What is expected =
Output every entry exactly as written, but omit the pictures.

Working data start

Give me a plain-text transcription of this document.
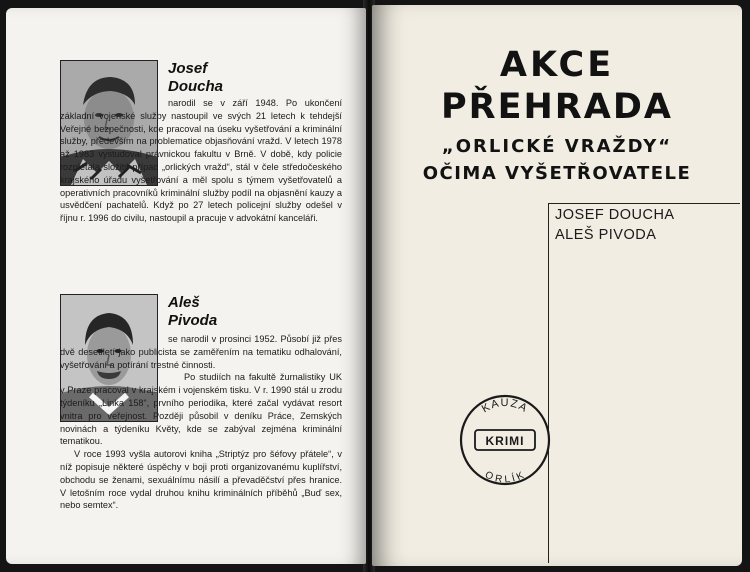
Josef
Doucha

narodil se v září 1948. Po ukončení základní vojenské služby nastoupil ve svých 21 letech k tehdejší Veřejné bezpečnosti, kde pracoval na úseku vyšetřování a kriminální služby, především na problematice objasňování vražd. V letech 1978 až 1983 vystudoval právnickou fakultu v Brně. V době, kdy policie rozplétala složitý případ „orlických vražd“, stál v čele středočeského krajského úřadu vyšetřování a měl spolu s týmem vyšetřovatelů a operativních pracovníků kriminální služby podíl na objasnění kauzy a usvědčení pachatelů. Když po 27 letech policejní služby odešel v říjnu r. 1996 do civilu, nastoupil a pracuje v advokátní kanceláři.

Aleš
Pivoda

se narodil v prosinci 1952. Působí již přes dvě desetiletí jako publicista se zaměřením na tematiku odhalování, vyšetřování a potírání trestné činnosti.

Po studiích na fakultě žurnalistiky UK v Praze pracoval v krajském i vojenském tisku. V r. 1990 stál u zrodu týdeníku „Linka 158“, prvního periodika, které začal vydávat resort vnitra pro veřejnost. Později působil v deníku Práce, Zemských novinách a týdeníku Květy, kde se zabýval zejména kriminální tematikou.

V roce 1993 vyšla autorovi kniha „Striptýz pro šéfovy přátele“, v níž popisuje některé úspěchy v boji proti organizovanému kuplířství, obchodu se ženami, sexuálnímu násilí a převaděčství přes hranice. V letošním roce vydal druhou knihu kriminálních příběhů „Buď sex, nebo semtex“.

AKCE
PŘEHRADA
„ORLICKÉ VRAŽDY“
OČIMA VYŠETŘOVATELE
JOSEF DOUCHA
ALEŠ PIVODA
KAUZA
KRIMI
ORLÍK
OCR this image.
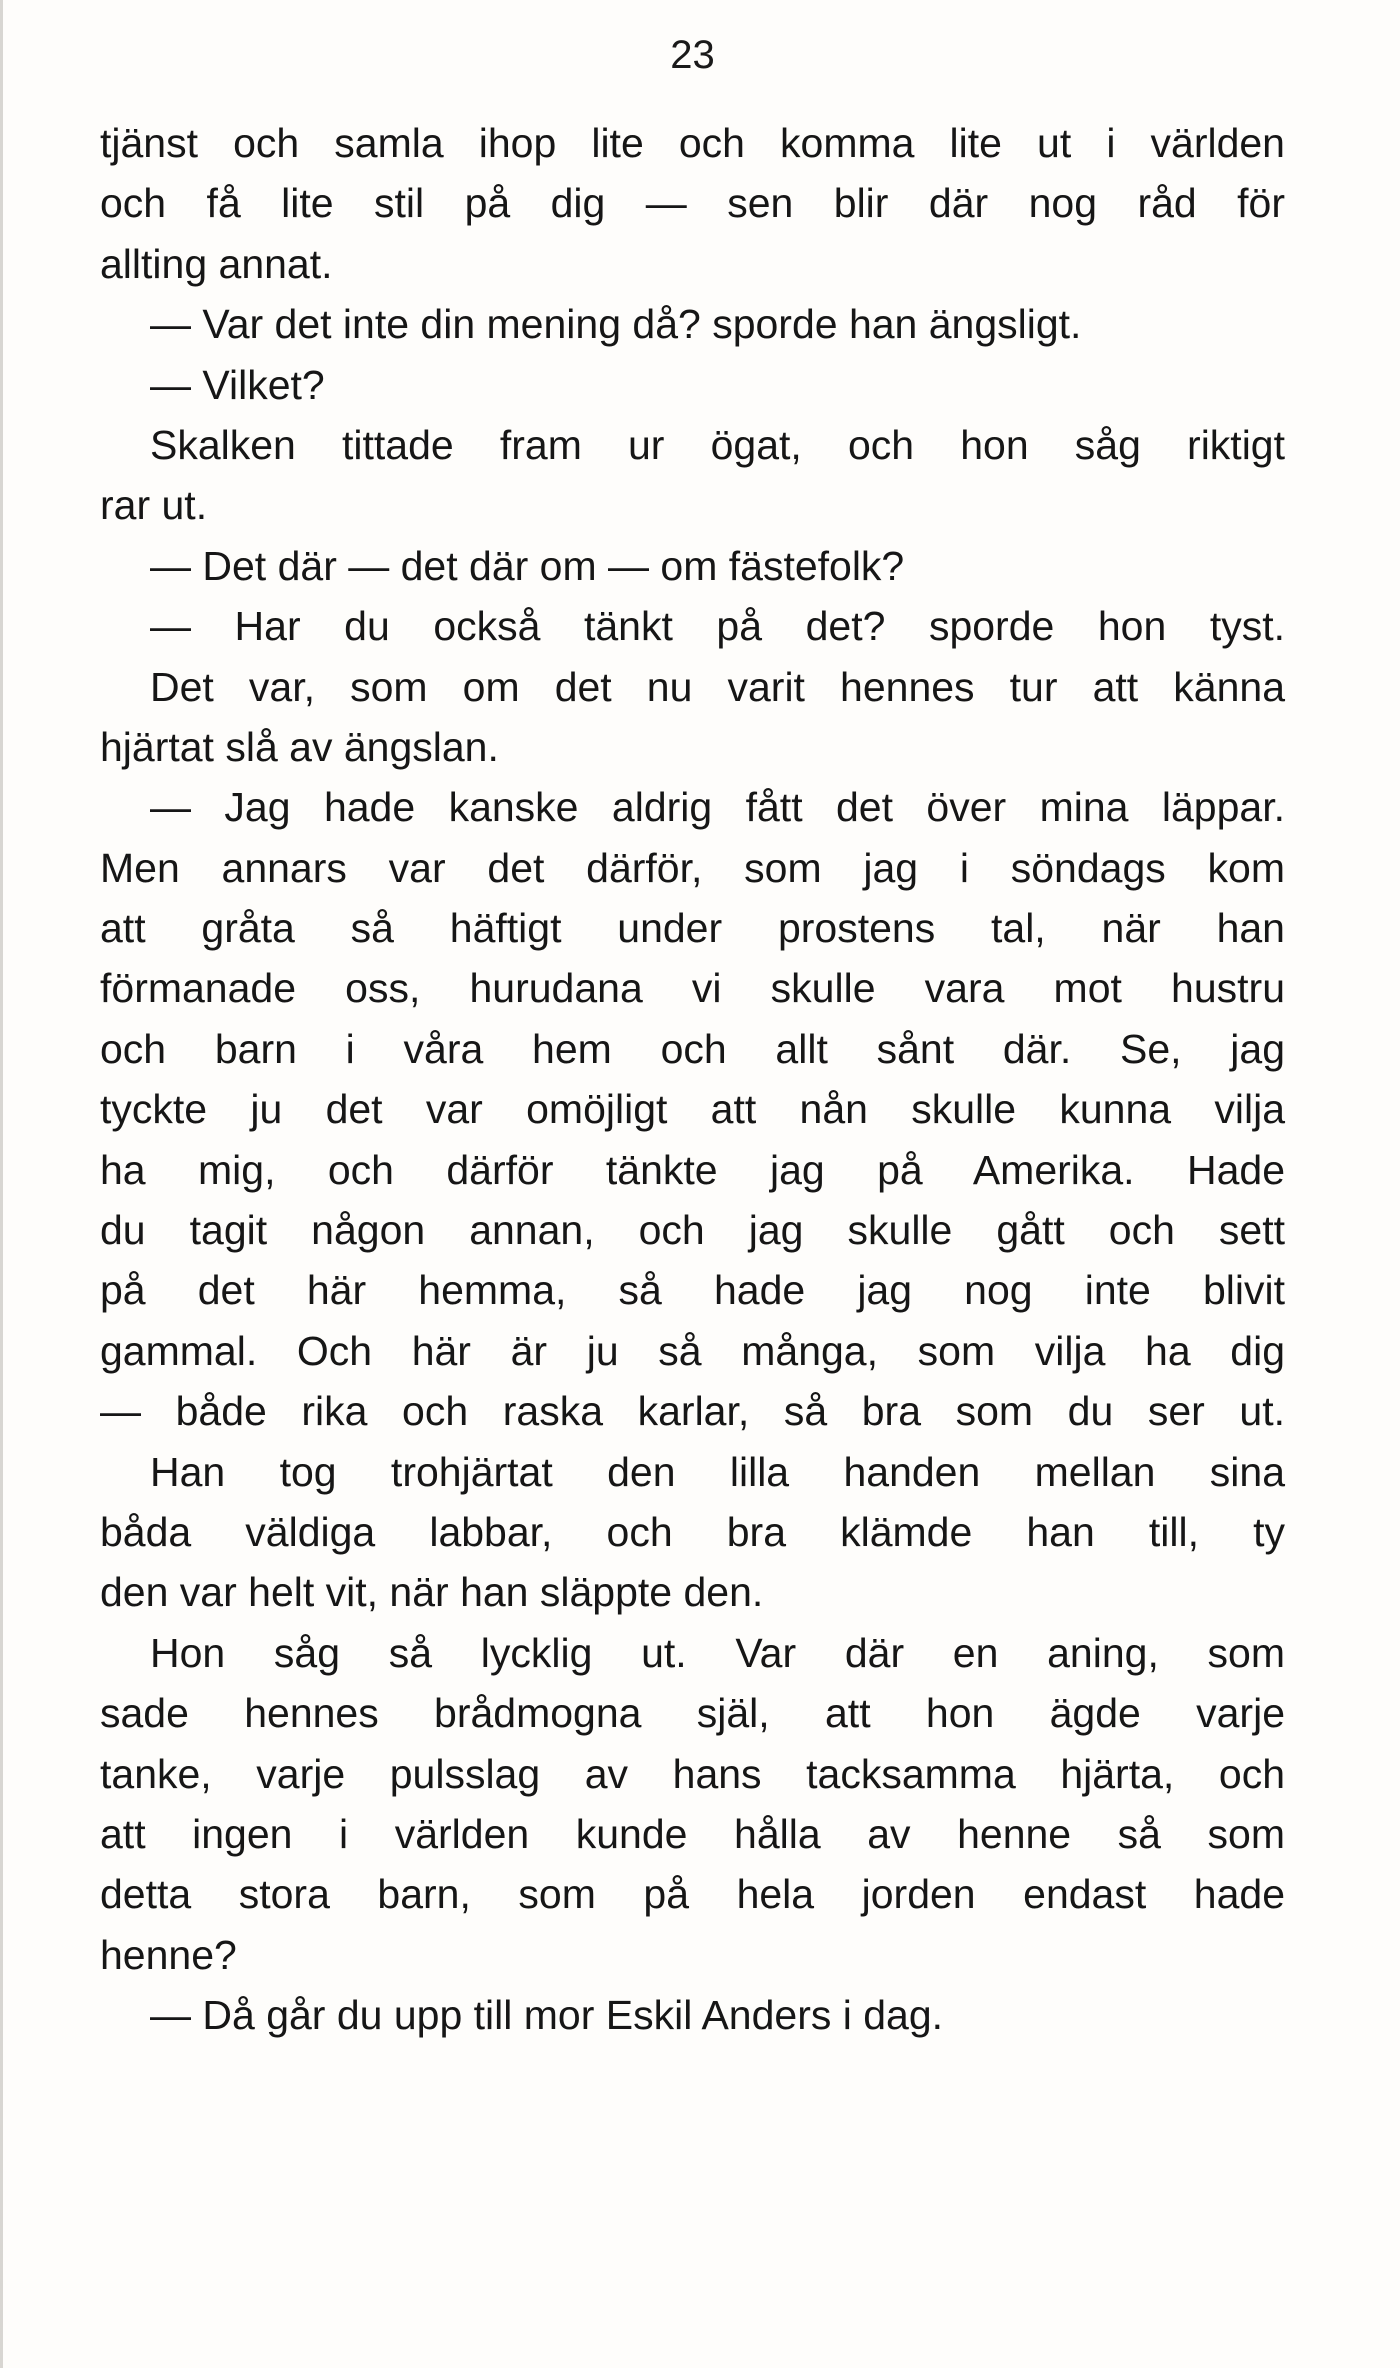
23
tjänst och samla ihop lite och komma lite ut i världen
och få lite stil på dig — sen blir där nog råd för
allting annat.
— Var det inte din mening då? sporde han ängsligt.
— Vilket?
Skalken tittade fram ur ögat, och hon såg riktigt
rar ut.
— Det där — det där om — om fästefolk?
— Har du också tänkt på det? sporde hon tyst.
Det var, som om det nu varit hennes tur att känna
hjärtat slå av ängslan.
— Jag hade kanske aldrig fått det över mina läppar.
Men annars var det därför, som jag i söndags kom
att gråta så häftigt under prostens tal, när han
förmanade oss, hurudana vi skulle vara mot hustru
och barn i våra hem och allt sånt där. Se, jag
tyckte ju det var omöjligt att nån skulle kunna vilja
ha mig, och därför tänkte jag på Amerika. Hade
du tagit någon annan, och jag skulle gått och sett
på det här hemma, så hade jag nog inte blivit
gammal. Och här är ju så många, som vilja ha dig
— både rika och raska karlar, så bra som du ser ut.
Han tog trohjärtat den lilla handen mellan sina
båda väldiga labbar, och bra klämde han till, ty
den var helt vit, när han släppte den.
Hon såg så lycklig ut. Var där en aning, som
sade hennes brådmogna själ, att hon ägde varje
tanke, varje pulsslag av hans tacksamma hjärta, och
att ingen i världen kunde hålla av henne så som
detta stora barn, som på hela jorden endast hade
henne?
— Då går du upp till mor Eskil Anders i dag.
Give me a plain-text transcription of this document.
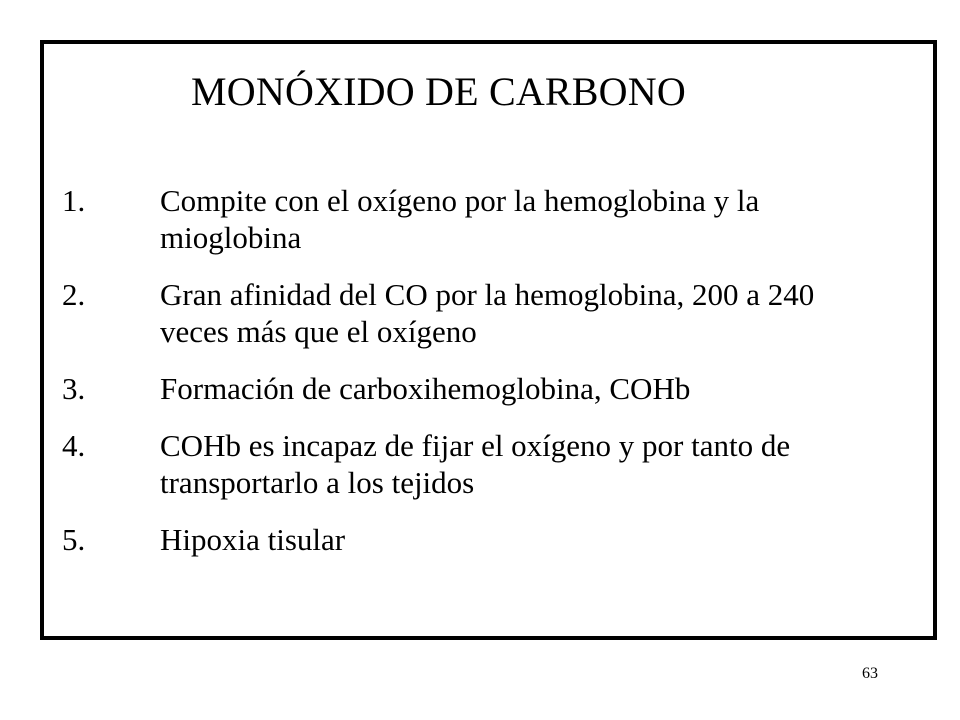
MONÓXIDO DE CARBONO
1.	Compite con el oxígeno por la hemoglobina y la mioglobina
2.	Gran afinidad del CO por la hemoglobina, 200 a 240 veces más que el oxígeno
3.	Formación de carboxihemoglobina, COHb
4.	COHb es incapaz de fijar el oxígeno y por tanto de transportarlo a los tejidos
5.	Hipoxia tisular
63
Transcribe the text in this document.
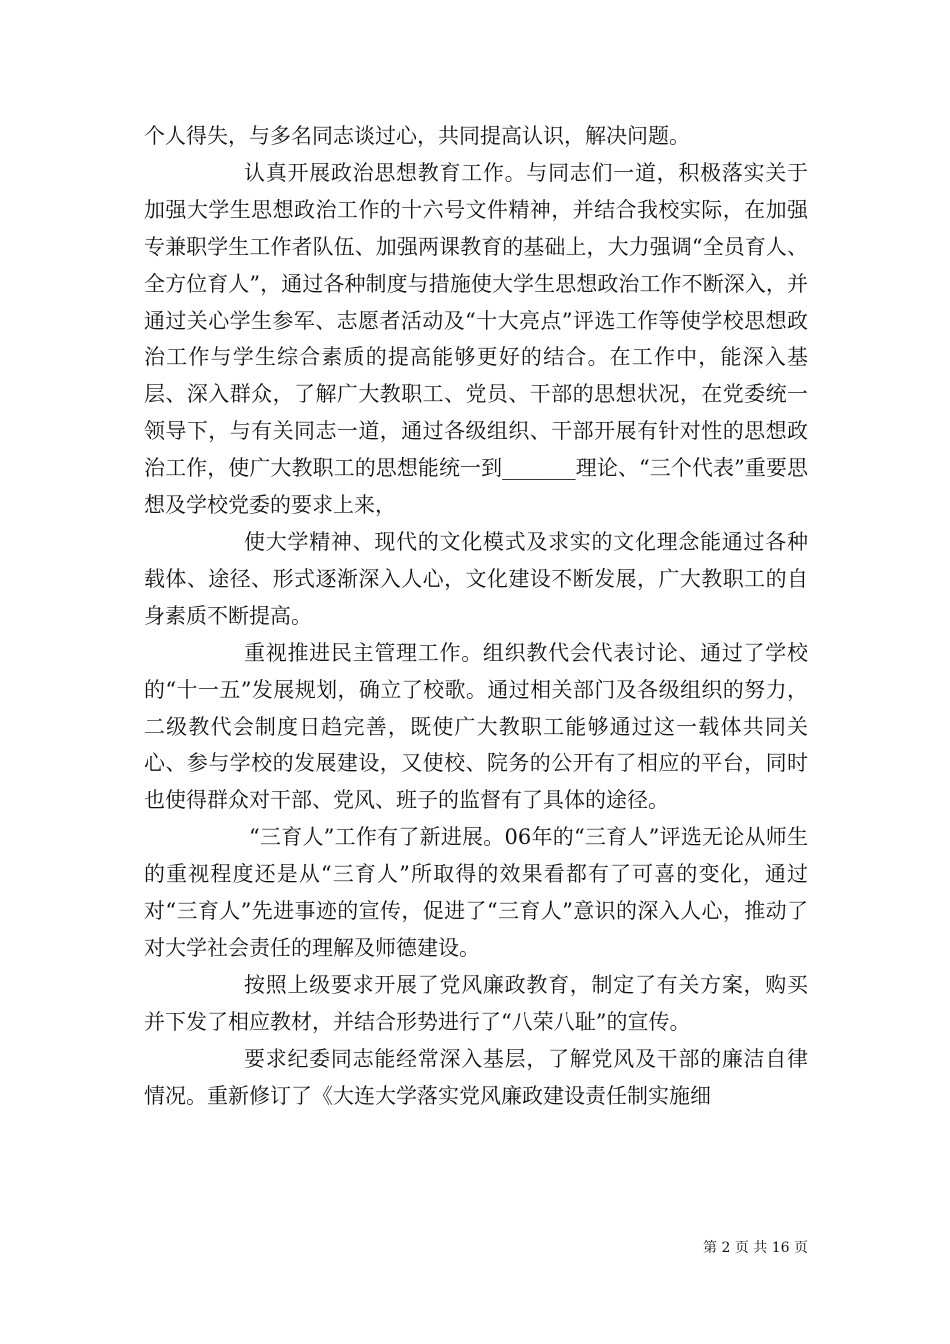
个人得失，与多名同志谈过心，共同提高认识，解决问题。

认真开展政治思想教育工作。与同志们一道，积极落实关于加强大学生思想政治工作的十六号文件精神，并结合我校实际，在加强专兼职学生工作者队伍、加强两课教育的基础上，大力强调“全员育人、全方位育人”，通过各种制度与措施使大学生思想政治工作不断深入，并通过关心学生参军、志愿者活动及“十大亮点”评选工作等使学校思想政治工作与学生综合素质的提高能够更好的结合。在工作中，能深入基层、深入群众，了解广大教职工、党员、干部的思想状况，在党委统一领导下，与有关同志一道，通过各级组织、干部开展有针对性的思想政治工作，使广大教职工的思想能统一到_______理论、“三个代表”重要思想及学校党委的要求上来，

使大学精神、现代的文化模式及求实的文化理念能通过各种载体、途径、形式逐渐深入人心，文化建设不断发展，广大教职工的自身素质不断提高。

重视推进民主管理工作。组织教代会代表讨论、通过了学校的“十一五”发展规划，确立了校歌。通过相关部门及各级组织的努力，二级教代会制度日趋完善，既使广大教职工能够通过这一载体共同关心、参与学校的发展建设，又使校、院务的公开有了相应的平台，同时也使得群众对干部、党风、班子的监督有了具体的途径。

“三育人”工作有了新进展。06年的“三育人”评选无论从师生的重视程度还是从“三育人”所取得的效果看都有了可喜的变化，通过对“三育人”先进事迹的宣传，促进了“三育人”意识的深入人心，推动了对大学社会责任的理解及师德建设。

按照上级要求开展了党风廉政教育，制定了有关方案，购买并下发了相应教材，并结合形势进行了“八荣八耻”的宣传。

要求纪委同志能经常深入基层，了解党风及干部的廉洁自律情况。重新修订了《大连大学落实党风廉政建设责任制实施细

第 2 页 共 16 页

Working data end

Expected output =
Give me a plain-text transcription of this document.
Josef
Doucha

narodil se v září 1948. Po ukončení základní vojenské služby nastoupil ve svých 21 letech k tehdejší Veřejné bezpečnosti, kde pracoval na úseku vyšetřování a kriminální služby, především na problematice objasňování vražd. V letech 1978 až 1983 vystudoval právnickou fakultu v Brně. V době, kdy policie rozplétala složitý případ „orlických vražd“, stál v čele středočeského krajského úřadu vyšetřování a měl spolu s týmem vyšetřovatelů a operativních pracovníků kriminální služby podíl na objasnění kauzy a usvědčení pachatelů. Když po 27 letech policejní služby odešel v říjnu r. 1996 do civilu, nastoupil a pracuje v advokátní kanceláři.

Aleš
Pivoda

se narodil v prosinci 1952. Působí již přes dvě desetiletí jako publicista se zaměřením na tematiku odhalování, vyšetřování a potírání trestné činnosti.

Po studiích na fakultě žurnalistiky UK v Praze pracoval v krajském i vojenském tisku. V r. 1990 stál u zrodu týdeníku „Linka 158“, prvního periodika, které začal vydávat resort vnitra pro veřejnost. Později působil v deníku Práce, Zemských novinách a týdeníku Květy, kde se zabýval zejména kriminální tematikou.

V roce 1993 vyšla autorovi kniha „Striptýz pro šéfovy přátele“, v níž popisuje některé úspěchy v boji proti organizovanému kuplířství, obchodu se ženami, sexuálnímu násilí a převaděčství přes hranice. V letošním roce vydal druhou knihu kriminálních příběhů „Buď sex, nebo semtex“.

AKCE
PŘEHRADA
„ORLICKÉ VRAŽDY“
OČIMA VYŠETŘOVATELE
JOSEF DOUCHA
ALEŠ PIVODA
KAUZA
KRIMI
ORLÍK
OCR this image.
23
tjänst och samla ihop lite och komma lite ut i världen
och få lite stil på dig — sen blir där nog råd för
allting annat.
— Var det inte din mening då? sporde han ängsligt.
— Vilket?
Skalken tittade fram ur ögat, och hon såg riktigt
rar ut.
— Det där — det där om — om fästefolk?
— Har du också tänkt på det? sporde hon tyst.
Det var, som om det nu varit hennes tur att känna
hjärtat slå av ängslan.
— Jag hade kanske aldrig fått det över mina läppar.
Men annars var det därför, som jag i söndags kom
att gråta så häftigt under prostens tal, när han
förmanade oss, hurudana vi skulle vara mot hustru
och barn i våra hem och allt sånt där. Se, jag
tyckte ju det var omöjligt att nån skulle kunna vilja
ha mig, och därför tänkte jag på Amerika. Hade
du tagit någon annan, och jag skulle gått och sett
på det här hemma, så hade jag nog inte blivit
gammal. Och här är ju så många, som vilja ha dig
— både rika och raska karlar, så bra som du ser ut.
Han tog trohjärtat den lilla handen mellan sina
båda väldiga labbar, och bra klämde han till, ty
den var helt vit, när han släppte den.
Hon såg så lycklig ut. Var där en aning, som
sade hennes brådmogna själ, att hon ägde varje
tanke, varje pulsslag av hans tacksamma hjärta, och
att ingen i världen kunde hålla av henne så som
detta stora barn, som på hela jorden endast hade
henne?
— Då går du upp till mor Eskil Anders i dag.
Give me a plain-text transcription of this document.
MONÓXIDO DE CARBONO
1.	Compite con el oxígeno por la hemoglobina y la mioglobina
2.	Gran afinidad del CO por la hemoglobina, 200 a 240 veces más que el oxígeno
3.	Formación de carboxihemoglobina, COHb
4.	COHb es incapaz de fijar el oxígeno y por tanto de transportarlo a los tejidos
5.	Hipoxia tisular
63
Transcribe the text in this document.
个人得失，与多名同志谈过心，共同提高认识，解决问题。

认真开展政治思想教育工作。与同志们一道，积极落实关于加强大学生思想政治工作的十六号文件精神，并结合我校实际，在加强专兼职学生工作者队伍、加强两课教育的基础上，大力强调“全员育人、全方位育人”，通过各种制度与措施使大学生思想政治工作不断深入，并通过关心学生参军、志愿者活动及“十大亮点”评选工作等使学校思想政治工作与学生综合素质的提高能够更好的结合。在工作中，能深入基层、深入群众，了解广大教职工、党员、干部的思想状况，在党委统一领导下，与有关同志一道，通过各级组织、干部开展有针对性的思想政治工作，使广大教职工的思想能统一到_______理论、“三个代表”重要思想及学校党委的要求上来，

使大学精神、现代的文化模式及求实的文化理念能通过各种载体、途径、形式逐渐深入人心，文化建设不断发展，广大教职工的自身素质不断提高。

重视推进民主管理工作。组织教代会代表讨论、通过了学校的“十一五”发展规划，确立了校歌。通过相关部门及各级组织的努力，二级教代会制度日趋完善，既使广大教职工能够通过这一载体共同关心、参与学校的发展建设，又使校、院务的公开有了相应的平台，同时也使得群众对干部、党风、班子的监督有了具体的途径。

“三育人”工作有了新进展。06年的“三育人”评选无论从师生的重视程度还是从“三育人”所取得的效果看都有了可喜的变化，通过对“三育人”先进事迹的宣传，促进了“三育人”意识的深入人心，推动了对大学社会责任的理解及师德建设。

按照上级要求开展了党风廉政教育，制定了有关方案，购买并下发了相应教材，并结合形势进行了“八荣八耻”的宣传。

要求纪委同志能经常深入基层，了解党风及干部的廉洁自律情况。重新修订了《大连大学落实党风廉政建设责任制实施细

第 2 页 共 16 页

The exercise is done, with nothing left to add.